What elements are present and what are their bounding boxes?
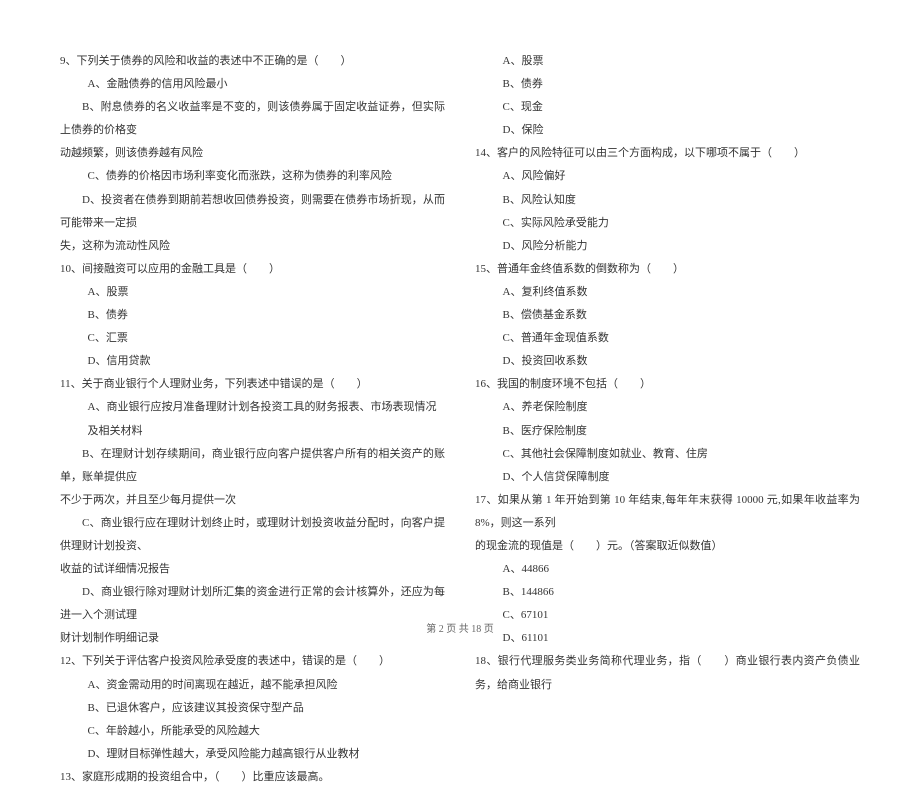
q15-option-b: B、偿债基金系数: [475, 304, 860, 327]
q13-option-c: C、现金: [475, 96, 860, 119]
q14-option-c: C、实际风险承受能力: [475, 212, 860, 235]
page-number: 第 2 页 共 18 页: [426, 624, 494, 635]
q9-option-c: C、债券的价格因市场利率变化而涨跌，这称为债券的利率风险: [60, 165, 445, 188]
question-15: 15、普通年金终值系数的倒数称为（ ） A、复利终值系数 B、偿债基金系数 C、…: [475, 258, 860, 373]
q9-text: 9、下列关于债券的风险和收益的表述中不正确的是（ ）: [60, 50, 445, 73]
q13-text: 13、家庭形成期的投资组合中，（ ）比重应该最高。: [60, 766, 445, 789]
q11-text: 11、关于商业银行个人理财业务，下列表述中错误的是（ ）: [60, 373, 445, 396]
q9-option-a: A、金融债券的信用风险最小: [60, 73, 445, 96]
q10-option-c: C、汇票: [60, 327, 445, 350]
question-14: 14、客户的风险特征可以由三个方面构成，以下哪项不属于（ ） A、风险偏好 B、…: [475, 142, 860, 257]
q14-text: 14、客户的风险特征可以由三个方面构成，以下哪项不属于（ ）: [475, 142, 860, 165]
left-column: 9、下列关于债券的风险和收益的表述中不正确的是（ ） A、金融债券的信用风险最小…: [60, 50, 445, 590]
q17-text: 17、如果从第 1 年开始到第 10 年结束,每年年末获得 10000 元,如果…: [475, 489, 860, 535]
q11-option-c-cont: 收益的试详细情况报告: [60, 558, 445, 581]
q12-option-b: B、已退休客户，应该建议其投资保守型产品: [60, 697, 445, 720]
document-content: 9、下列关于债券的风险和收益的表述中不正确的是（ ） A、金融债券的信用风险最小…: [60, 50, 860, 590]
q10-option-d: D、信用贷款: [60, 350, 445, 373]
q9-option-b: B、附息债券的名义收益率是不变的，则该债券属于固定收益证券，但实际上债券的价格变: [60, 96, 445, 142]
question-13-options: A、股票 B、债券 C、现金 D、保险: [475, 50, 860, 142]
q13-option-a: A、股票: [475, 50, 860, 73]
question-9: 9、下列关于债券的风险和收益的表述中不正确的是（ ） A、金融债券的信用风险最小…: [60, 50, 445, 258]
q17-option-b: B、144866: [475, 581, 860, 604]
q16-text: 16、我国的制度环境不包括（ ）: [475, 373, 860, 396]
q16-option-b: B、医疗保险制度: [475, 420, 860, 443]
q17-option-a: A、44866: [475, 558, 860, 581]
q9-option-d: D、投资者在债券到期前若想收回债券投资，则需要在债券市场折现，从而可能带来一定损: [60, 189, 445, 235]
q12-text: 12、下列关于评估客户投资风险承受度的表述中，错误的是（ ）: [60, 650, 445, 673]
question-16: 16、我国的制度环境不包括（ ） A、养老保险制度 B、医疗保险制度 C、其他社…: [475, 373, 860, 488]
q13-option-d: D、保险: [475, 119, 860, 142]
q12-option-a: A、资金需动用的时间离现在越近，越不能承担风险: [60, 674, 445, 697]
q14-option-a: A、风险偏好: [475, 165, 860, 188]
q11-option-b-cont: 不少于两次，并且至少每月提供一次: [60, 489, 445, 512]
q11-option-c: C、商业银行应在理财计划终止时，或理财计划投资收益分配时，向客户提供理财计划投资…: [60, 512, 445, 558]
q11-option-b: B、在理财计划存续期间，商业银行应向客户提供客户所有的相关资产的账单，账单提供应: [60, 443, 445, 489]
q13-option-b: B、债券: [475, 73, 860, 96]
q11-option-a: A、商业银行应按月准备理财计划各投资工具的财务报表、市场表现情况及相关材料: [60, 396, 445, 442]
question-10: 10、间接融资可以应用的金融工具是（ ） A、股票 B、债券 C、汇票 D、信用…: [60, 258, 445, 373]
q14-option-d: D、风险分析能力: [475, 235, 860, 258]
right-column: A、股票 B、债券 C、现金 D、保险 14、客户的风险特征可以由三个方面构成，…: [475, 50, 860, 590]
q18-text: 18、银行代理服务类业务简称代理业务，指（ ）商业银行表内资产负债业务，给商业银…: [475, 650, 860, 696]
q17-text-cont: 的现金流的现值是（ ）元。（答案取近似数值）: [475, 535, 860, 558]
q12-option-c: C、年龄越小，所能承受的风险越大: [60, 720, 445, 743]
q9-option-d-cont: 失，这称为流动性风险: [60, 235, 445, 258]
q15-option-c: C、普通年金现值系数: [475, 327, 860, 350]
q10-text: 10、间接融资可以应用的金融工具是（ ）: [60, 258, 445, 281]
q15-option-a: A、复利终值系数: [475, 281, 860, 304]
q15-option-d: D、投资回收系数: [475, 350, 860, 373]
q16-option-c: C、其他社会保障制度如就业、教育、住房: [475, 443, 860, 466]
q9-option-b-cont: 动越频繁，则该债券越有风险: [60, 142, 445, 165]
question-12: 12、下列关于评估客户投资风险承受度的表述中，错误的是（ ） A、资金需动用的时…: [60, 650, 445, 765]
q12-option-d: D、理财目标弹性越大，承受风险能力越高银行从业教材: [60, 743, 445, 766]
page-footer: 第 2 页 共 18 页: [0, 620, 920, 635]
q10-option-a: A、股票: [60, 281, 445, 304]
q15-text: 15、普通年金终值系数的倒数称为（ ）: [475, 258, 860, 281]
question-11: 11、关于商业银行个人理财业务，下列表述中错误的是（ ） A、商业银行应按月准备…: [60, 373, 445, 650]
q16-option-a: A、养老保险制度: [475, 396, 860, 419]
q16-option-d: D、个人信贷保障制度: [475, 466, 860, 489]
q10-option-b: B、债券: [60, 304, 445, 327]
question-18: 18、银行代理服务类业务简称代理业务，指（ ）商业银行表内资产负债业务，给商业银…: [475, 650, 860, 696]
question-13: 13、家庭形成期的投资组合中，（ ）比重应该最高。: [60, 766, 445, 789]
q14-option-b: B、风险认知度: [475, 189, 860, 212]
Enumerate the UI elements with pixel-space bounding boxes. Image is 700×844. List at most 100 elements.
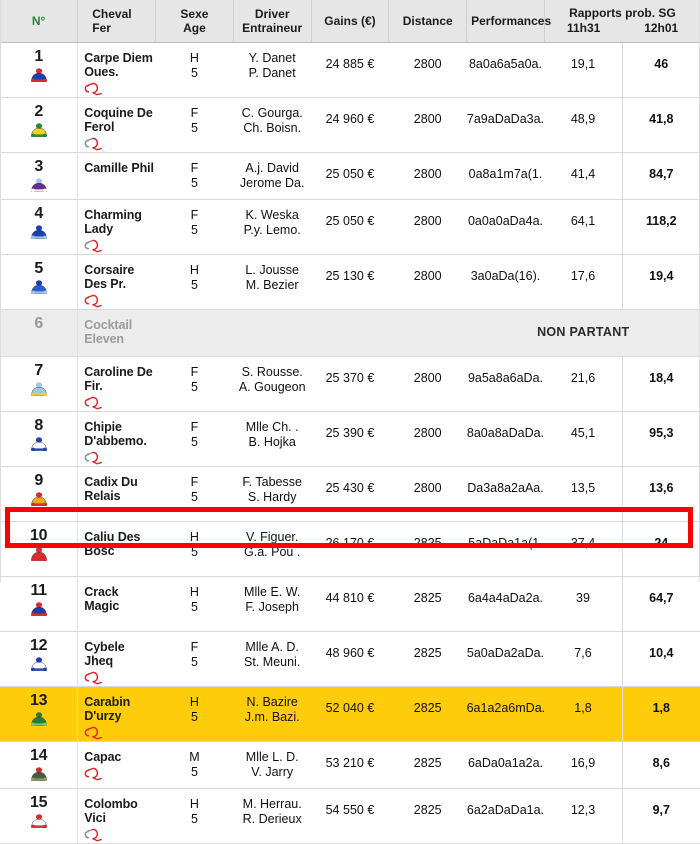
- rapport-1131-value: 17,6: [570, 269, 596, 283]
- horse-sex: F: [190, 161, 199, 175]
- col-header-horse[interactable]: Cheval Fer: [77, 0, 157, 43]
- horse-sex: H: [189, 530, 199, 544]
- table-row[interactable]: 5 Corsaire Des Pr. H 5 L. Jousse M. Bezier 25 …: [0, 254, 700, 310]
- row-horse-cell[interactable]: Charming Lady: [77, 199, 156, 255]
- row-distance-cell: 2800: [388, 411, 467, 467]
- table-row[interactable]: 14 Capac M 5 Mlle L. D. V. Jarry 53 210 €2825 6…: [0, 741, 700, 789]
- row-sex-cell: F5: [155, 631, 234, 687]
- table-row[interactable]: 4 Charming Lady F 5 K. Weska P.y. Lemo. 25 050…: [0, 199, 700, 255]
- rapport-1131-value: 37,4: [570, 536, 596, 550]
- row-number-cell: 12: [0, 631, 79, 687]
- driver-name: M. Herrau.: [242, 797, 302, 811]
- driver-name: C. Gourga.: [241, 106, 303, 120]
- gains-value: 44 810 €: [325, 591, 375, 605]
- distance-value: 2800: [413, 112, 442, 126]
- row-distance-cell: 2800: [388, 466, 467, 522]
- distance-value: 2825: [413, 756, 442, 770]
- deferre-icon: [84, 137, 103, 151]
- deferre-icon: [84, 671, 103, 685]
- table-row[interactable]: 8 Chipie D'abbemo. F 5 Mlle Ch. . B. Hojka 25 …: [0, 411, 700, 467]
- row-gains-cell: [311, 309, 389, 357]
- row-horse-cell[interactable]: Camille Phil: [77, 152, 156, 200]
- row-horse-cell[interactable]: Carpe Diem Oues.: [77, 42, 156, 98]
- row-driver-cell: S. Rousse. A. Gougeon: [233, 356, 312, 412]
- col-header-distance[interactable]: Distance: [388, 0, 468, 43]
- table-row[interactable]: 6 Cocktail Eleven NON PARTANT: [0, 309, 700, 357]
- jockey-silk-icon: [30, 280, 47, 294]
- table-row[interactable]: 9 Cadix Du Relais F 5 F. Tabesse S. Hardy 25 4…: [0, 466, 700, 522]
- table-row[interactable]: 11 Crack Magic H 5 Mlle E. W. F. Joseph 44 810…: [0, 576, 700, 632]
- table-row[interactable]: 7 Caroline De Fir. F 5 S. Rousse. A. Gougeon 2…: [0, 356, 700, 412]
- performances-value: 8a0a8aDaDa.: [466, 426, 545, 440]
- row-rapport-1131-cell: 64,1: [544, 199, 623, 255]
- row-rapport-1201-cell: 1,8: [621, 686, 700, 742]
- row-horse-cell[interactable]: Coquine De Ferol: [77, 97, 156, 153]
- table-row[interactable]: 10 Caliu Des Bosc H 5 V. Figuer. G.a. Pou . 26…: [0, 521, 700, 577]
- row-number-cell: 7: [0, 356, 79, 412]
- jockey-silk-icon: [30, 547, 47, 561]
- row-rapport-1131-cell: 39: [544, 576, 623, 632]
- trainer-name: V. Jarry: [251, 765, 294, 779]
- trainer-name: P.y. Lemo.: [243, 223, 301, 237]
- row-horse-cell[interactable]: Caroline De Fir.: [77, 356, 156, 412]
- horse-sex: H: [189, 585, 199, 599]
- rapport-1131-value: 7,6: [574, 646, 592, 660]
- row-horse-cell[interactable]: Cybele Jheq: [77, 631, 156, 687]
- horse-name: Camille Phil: [84, 161, 154, 175]
- jockey-silk-icon: [30, 602, 47, 616]
- table-row[interactable]: 1 Carpe Diem Oues. H 5 Y. Danet P. Danet 24 88…: [0, 42, 700, 98]
- rapport-1201-value: 1,8: [652, 701, 670, 715]
- driver-name: Mlle A. D.: [245, 640, 299, 654]
- non-partant-badge: NON PARTANT: [466, 309, 700, 357]
- rapport-1201-value: 46: [654, 57, 669, 71]
- row-horse-cell[interactable]: Capac: [77, 741, 156, 789]
- row-gains-cell: 25 390 €: [311, 411, 389, 467]
- row-horse-cell[interactable]: Cocktail Eleven: [77, 309, 156, 357]
- table-row[interactable]: 15 Colombo Vici H 5 M. Herrau. R. Derieux 54 5…: [0, 788, 700, 844]
- row-driver-cell: Mlle A. D. St. Meuni.: [233, 631, 312, 687]
- row-horse-cell[interactable]: Caliu Des Bosc: [77, 521, 156, 577]
- row-rapport-1201-cell: 46: [621, 42, 700, 98]
- row-number-cell: 8: [0, 411, 79, 467]
- performances-value: 7a9aDaDa3a.: [466, 112, 545, 126]
- distance-value: 2800: [413, 214, 442, 228]
- driver-name: L. Jousse: [245, 263, 299, 277]
- row-sex-cell: F5: [155, 199, 234, 255]
- rapport-1201-value: 18,4: [649, 371, 674, 385]
- shoe-placeholder: [84, 177, 155, 193]
- col-header-gains[interactable]: Gains (€): [311, 0, 390, 43]
- row-performances-cell: 6a4a4aDa2a.: [466, 576, 545, 632]
- col-header-driver[interactable]: Driver Entraineur: [233, 0, 312, 43]
- horse-sex: F: [190, 365, 199, 379]
- col-header-performances[interactable]: Performances: [466, 0, 551, 43]
- row-driver-cell: Mlle L. D. V. Jarry: [233, 741, 312, 789]
- col-header-rapports[interactable]: Rapports prob. SG 11h31 12h01: [544, 0, 700, 43]
- col-header-sex[interactable]: Sexe Age: [155, 0, 234, 43]
- row-horse-cell[interactable]: Chipie D'abbemo.: [77, 411, 156, 467]
- table-row[interactable]: 12 Cybele Jheq F 5 Mlle A. D. St. Meuni. 48 96…: [0, 631, 700, 687]
- row-distance-cell: 2800: [388, 356, 467, 412]
- row-horse-cell[interactable]: Colombo Vici: [77, 788, 156, 844]
- col-header-driver-line2: Entraineur: [242, 20, 303, 35]
- horse-age: 5: [190, 176, 198, 190]
- deferre-icon: [84, 451, 103, 465]
- row-number-cell: 3: [0, 152, 79, 200]
- row-horse-cell[interactable]: Crack Magic: [77, 576, 156, 632]
- deferre-icon: [84, 82, 103, 96]
- jockey-silk-icon: [30, 123, 47, 137]
- table-row[interactable]: 2 Coquine De Ferol F 5 C. Gourga. Ch. Boisn. 2…: [0, 97, 700, 153]
- col-header-number[interactable]: N°: [0, 0, 79, 43]
- horse-name: Capac: [84, 750, 122, 764]
- row-horse-cell[interactable]: Cadix Du Relais: [77, 466, 156, 522]
- row-rapport-1131-cell: 41,4: [544, 152, 623, 200]
- gains-value: 54 550 €: [325, 803, 375, 817]
- row-gains-cell: 52 040 €: [311, 686, 389, 742]
- row-horse-cell[interactable]: Corsaire Des Pr.: [77, 254, 156, 310]
- row-driver-cell: Y. Danet P. Danet: [233, 42, 312, 98]
- table-row[interactable]: 13 Carabin D'urzy H 5 N. Bazire J.m. Bazi. 52 …: [0, 686, 700, 742]
- table-row[interactable]: 3 Camille Phil F 5 A.j. David Jerome Da. 25 05…: [0, 152, 700, 200]
- row-performances-cell: 6aDa0a1a2a.: [466, 741, 545, 789]
- row-horse-cell[interactable]: Carabin D'urzy: [77, 686, 156, 742]
- performances-value: 6aDa0a1a2a.: [467, 756, 544, 770]
- rapport-1131-value: 1,8: [574, 701, 592, 715]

----

**Stated exercise:**
Reproduce the records starting at the line containing "q15-option-b: B、偿债基金系数: [475, 304, 860, 327]" and stopping after the line containing "q17-option-a: A、44866: [475, 558, 860, 581]", switching "偿债基金系数" to "资本回收系数" and leaving everything else intact.

**Task result:**
q15-option-b: B、资本回收系数: [475, 304, 860, 327]
q13-option-c: C、现金: [475, 96, 860, 119]
q14-option-c: C、实际风险承受能力: [475, 212, 860, 235]
page-number: 第 2 页 共 18 页: [426, 624, 494, 635]
q9-option-c: C、债券的价格因市场利率变化而涨跌，这称为债券的利率风险: [60, 165, 445, 188]
question-15: 15、普通年金终值系数的倒数称为（ ） A、复利终值系数 B、资本回收系数 C、…: [475, 258, 860, 373]
q9-text: 9、下列关于债券的风险和收益的表述中不正确的是（ ）: [60, 50, 445, 73]
q13-text: 13、家庭形成期的投资组合中，（ ）比重应该最高。: [60, 766, 445, 789]
q11-text: 11、关于商业银行个人理财业务，下列表述中错误的是（ ）: [60, 373, 445, 396]
q9-option-a: A、金融债券的信用风险最小: [60, 73, 445, 96]
q10-option-c: C、汇票: [60, 327, 445, 350]
question-14: 14、客户的风险特征可以由三个方面构成，以下哪项不属于（ ） A、风险偏好 B、…: [475, 142, 860, 257]
q14-text: 14、客户的风险特征可以由三个方面构成，以下哪项不属于（ ）: [475, 142, 860, 165]
left-column: 9、下列关于债券的风险和收益的表述中不正确的是（ ） A、金融债券的信用风险最小…: [60, 50, 445, 590]
q17-text: 17、如果从第 1 年开始到第 10 年结束,每年年末获得 10000 元,如果…: [475, 489, 860, 535]
q11-option-c-cont: 收益的试详细情况报告: [60, 558, 445, 581]
q12-option-b: B、已退休客户，应该建议其投资保守型产品: [60, 697, 445, 720]
document-content: 9、下列关于债券的风险和收益的表述中不正确的是（ ） A、金融债券的信用风险最小…: [60, 50, 860, 590]
q10-option-d: D、信用贷款: [60, 350, 445, 373]
q9-option-b: B、附息债券的名义收益率是不变的，则该债券属于固定收益证券，但实际上债券的价格变: [60, 96, 445, 142]
question-13-options: A、股票 B、债券 C、现金 D、保险: [475, 50, 860, 142]
q13-option-a: A、股票: [475, 50, 860, 73]
question-9: 9、下列关于债券的风险和收益的表述中不正确的是（ ） A、金融债券的信用风险最小…: [60, 50, 445, 258]
q17-option-b: B、144866: [475, 581, 860, 604]
q16-text: 16、我国的制度环境不包括（ ）: [475, 373, 860, 396]
q16-option-b: B、医疗保险制度: [475, 420, 860, 443]
q17-option-a: A、44866: [475, 558, 860, 581]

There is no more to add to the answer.